Transcribe the records below exactly.

start MATERIAL PROVIDED

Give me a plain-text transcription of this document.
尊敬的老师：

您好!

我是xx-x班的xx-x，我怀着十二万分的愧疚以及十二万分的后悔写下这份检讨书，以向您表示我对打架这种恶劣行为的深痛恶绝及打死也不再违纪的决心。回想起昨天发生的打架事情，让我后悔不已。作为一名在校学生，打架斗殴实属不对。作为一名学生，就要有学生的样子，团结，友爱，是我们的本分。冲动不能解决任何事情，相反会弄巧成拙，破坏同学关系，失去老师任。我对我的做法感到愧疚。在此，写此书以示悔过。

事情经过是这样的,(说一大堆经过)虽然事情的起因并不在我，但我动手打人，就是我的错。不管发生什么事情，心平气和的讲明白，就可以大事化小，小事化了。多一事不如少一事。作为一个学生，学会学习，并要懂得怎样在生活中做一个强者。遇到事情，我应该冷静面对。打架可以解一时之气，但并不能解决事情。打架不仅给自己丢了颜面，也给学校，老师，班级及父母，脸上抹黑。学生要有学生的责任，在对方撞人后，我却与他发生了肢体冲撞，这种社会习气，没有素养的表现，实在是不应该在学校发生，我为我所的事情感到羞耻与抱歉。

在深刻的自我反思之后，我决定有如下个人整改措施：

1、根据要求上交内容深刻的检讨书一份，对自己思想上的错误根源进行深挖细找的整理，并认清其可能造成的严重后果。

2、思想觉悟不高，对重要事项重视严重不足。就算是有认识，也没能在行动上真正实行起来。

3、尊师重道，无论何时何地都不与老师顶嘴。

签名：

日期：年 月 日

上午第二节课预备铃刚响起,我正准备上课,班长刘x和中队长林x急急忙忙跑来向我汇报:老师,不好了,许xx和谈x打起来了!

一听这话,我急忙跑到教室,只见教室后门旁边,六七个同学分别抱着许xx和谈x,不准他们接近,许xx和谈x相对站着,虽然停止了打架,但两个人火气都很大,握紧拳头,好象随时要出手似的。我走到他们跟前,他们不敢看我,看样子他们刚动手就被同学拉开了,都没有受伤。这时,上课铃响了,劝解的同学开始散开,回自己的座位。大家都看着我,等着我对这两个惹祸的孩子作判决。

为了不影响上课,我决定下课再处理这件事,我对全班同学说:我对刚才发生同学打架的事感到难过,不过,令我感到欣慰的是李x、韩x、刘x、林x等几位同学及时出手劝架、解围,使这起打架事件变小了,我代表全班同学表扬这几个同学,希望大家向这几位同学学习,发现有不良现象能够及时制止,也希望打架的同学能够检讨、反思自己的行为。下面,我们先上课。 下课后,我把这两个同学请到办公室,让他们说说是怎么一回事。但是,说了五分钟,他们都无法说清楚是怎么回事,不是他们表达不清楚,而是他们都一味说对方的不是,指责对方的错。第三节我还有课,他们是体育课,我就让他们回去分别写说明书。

end MATERIAL PROVIDED

__RESPONSE TO THE EXERCISE__:
Give me a plain-text transcription of this document.
尊敬的老师：

您好!

我是xx-x班的xx-x，我怀着十二万分的愧疚以及十二万分的后悔写下这份检讨书，以向您表示我对打架这种恶劣行为的深痛恶绝及打死也不再违纪的决心。回想起昨天发生的打架事情，让我后悔不已。作为一名在校学生，打架斗殴实属不对。作为一名学生，就要有学生的样子，团结，友爱，是我们的本分。冲动不能解决任何事情，相反会弄巧成拙，破坏同学关系，失去老师任。我对我的做法感到愧疚。在此，写此书以示悔过。

事情经过是这样的,(说一大堆经过)虽然事情的起因并不在我，但我动手打人，就是我的错。不管发生什么事情，心平气和的讲明白，就可以大事化小，小事化了。多一事不如少一事。作为一个学生，学会学习，并要懂得怎样在生活中做一个强者。遇到事情，我应该冷静面对。打架可以解一时之气，但并不能解决事情。打架不仅给自己丢了颜面，也给学校，老师，班级及父母，脸上抹黑。学生要有学生的责任，在对方撞人后，我却与他发生了肢体冲撞，这种社会习气，没有素养的表现，实在是不应该在学校发生，我为我所的事情感到羞耻与抱歉。

在深刻的自我反思之后，我决定有如下个人整改措施：

1、根据要求上交内容深刻的检讨书一份，对自己思想上的错误根源进行深挖细找的整理，并认清其可能造成的严重后果。

2、思想觉悟不高，对重要事项重视严重不足。就算是有认识，也没能在行动上真正实行起来。

3、尊师重道，无论何时何地都不与老师顶嘴。

签名：

日期：年 月 日

上午第二节课预备铃刚响起,我正准备上课,班长刘x和中队长林x急急忙忙跑来向我汇报:老师,不好了,许xx和谈x打起来了!

一听这话,我急忙跑到教室,只见教室后门旁边,六七个同学分别抱着许xx和谈x,不准他们接近,许xx和谈x相对站着,虽然停止了打架,但两个人火气都很大,握紧拳头,好象随时要出手似的。我走到他们跟前,他们不敢看我,看样子他们刚动手就被同学拉开了,都没有受伤。这时,上课铃响了,劝解的同学开始散开,回自己的座位。大家都看着我,等着我对这两个惹祸的孩子作判决。

为了不影响上课,我决定下课再处理这件事,我对全班同学说:我对刚才发生同学打架的事感到难过,不过,令我感到欣慰的是李x、韩x、刘x、林x等几位同学及时出手劝架、解围,使这起打架事件变小了,我代表全班同学表扬这几个同学,希望大家向这几位同学学习,发现有不良现象能够及时制止,也希望打架的同学能够检讨、反思自己的行为。下面,我们先上课。 下课后,我把这两个同学请到办公室,让他们说说是怎么一回事。但是,说了五分钟,他们都无法说清楚是怎么回事,不是他们表达不清楚,而是他们都一味说对方的不是,指责对方的错。第三节我还有课,他们是体育课,我就让他们回去分别写说明书。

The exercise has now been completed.